#### WHAT THE TASK REQUIRES:
Copy out each line in the material below that has the word "парсер".

#### INPUT ROWS:
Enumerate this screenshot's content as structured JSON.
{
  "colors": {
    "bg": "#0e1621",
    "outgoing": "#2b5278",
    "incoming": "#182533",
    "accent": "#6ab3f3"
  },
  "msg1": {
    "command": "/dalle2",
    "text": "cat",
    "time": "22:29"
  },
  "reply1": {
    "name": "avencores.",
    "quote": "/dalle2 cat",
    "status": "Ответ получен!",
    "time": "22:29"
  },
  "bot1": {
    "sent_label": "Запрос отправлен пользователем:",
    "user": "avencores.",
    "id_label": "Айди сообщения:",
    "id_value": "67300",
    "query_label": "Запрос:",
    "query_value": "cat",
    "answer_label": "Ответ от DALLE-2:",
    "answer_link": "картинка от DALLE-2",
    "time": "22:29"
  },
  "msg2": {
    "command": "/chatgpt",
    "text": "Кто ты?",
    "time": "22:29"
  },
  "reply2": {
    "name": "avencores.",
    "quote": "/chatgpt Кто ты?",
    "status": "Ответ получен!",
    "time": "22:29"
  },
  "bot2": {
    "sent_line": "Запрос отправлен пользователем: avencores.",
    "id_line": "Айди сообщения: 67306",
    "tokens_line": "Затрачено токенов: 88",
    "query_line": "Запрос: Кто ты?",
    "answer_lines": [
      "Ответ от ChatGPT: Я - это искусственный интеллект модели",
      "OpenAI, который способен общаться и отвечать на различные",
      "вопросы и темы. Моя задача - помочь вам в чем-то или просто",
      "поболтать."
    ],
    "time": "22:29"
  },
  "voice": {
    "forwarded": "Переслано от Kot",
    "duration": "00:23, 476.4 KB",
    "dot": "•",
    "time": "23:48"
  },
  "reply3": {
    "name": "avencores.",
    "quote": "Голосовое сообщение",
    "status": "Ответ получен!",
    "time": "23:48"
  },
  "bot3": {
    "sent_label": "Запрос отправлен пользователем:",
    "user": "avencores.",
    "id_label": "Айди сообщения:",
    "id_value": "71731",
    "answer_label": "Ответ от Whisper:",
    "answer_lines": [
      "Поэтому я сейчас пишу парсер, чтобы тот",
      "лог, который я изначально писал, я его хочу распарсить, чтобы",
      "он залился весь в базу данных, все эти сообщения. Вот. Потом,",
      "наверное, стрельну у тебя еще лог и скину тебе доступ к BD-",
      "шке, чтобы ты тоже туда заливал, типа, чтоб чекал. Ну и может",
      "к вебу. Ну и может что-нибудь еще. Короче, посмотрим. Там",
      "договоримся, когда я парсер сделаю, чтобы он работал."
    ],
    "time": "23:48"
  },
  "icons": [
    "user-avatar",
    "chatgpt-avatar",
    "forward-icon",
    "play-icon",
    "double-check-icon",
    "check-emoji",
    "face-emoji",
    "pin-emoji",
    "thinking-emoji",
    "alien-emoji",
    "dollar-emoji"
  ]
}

#### SOLUTION:
      "Поэтому я сейчас пишу парсер, чтобы тот",
      "договоримся, когда я парсер сделаю, чтобы он работал."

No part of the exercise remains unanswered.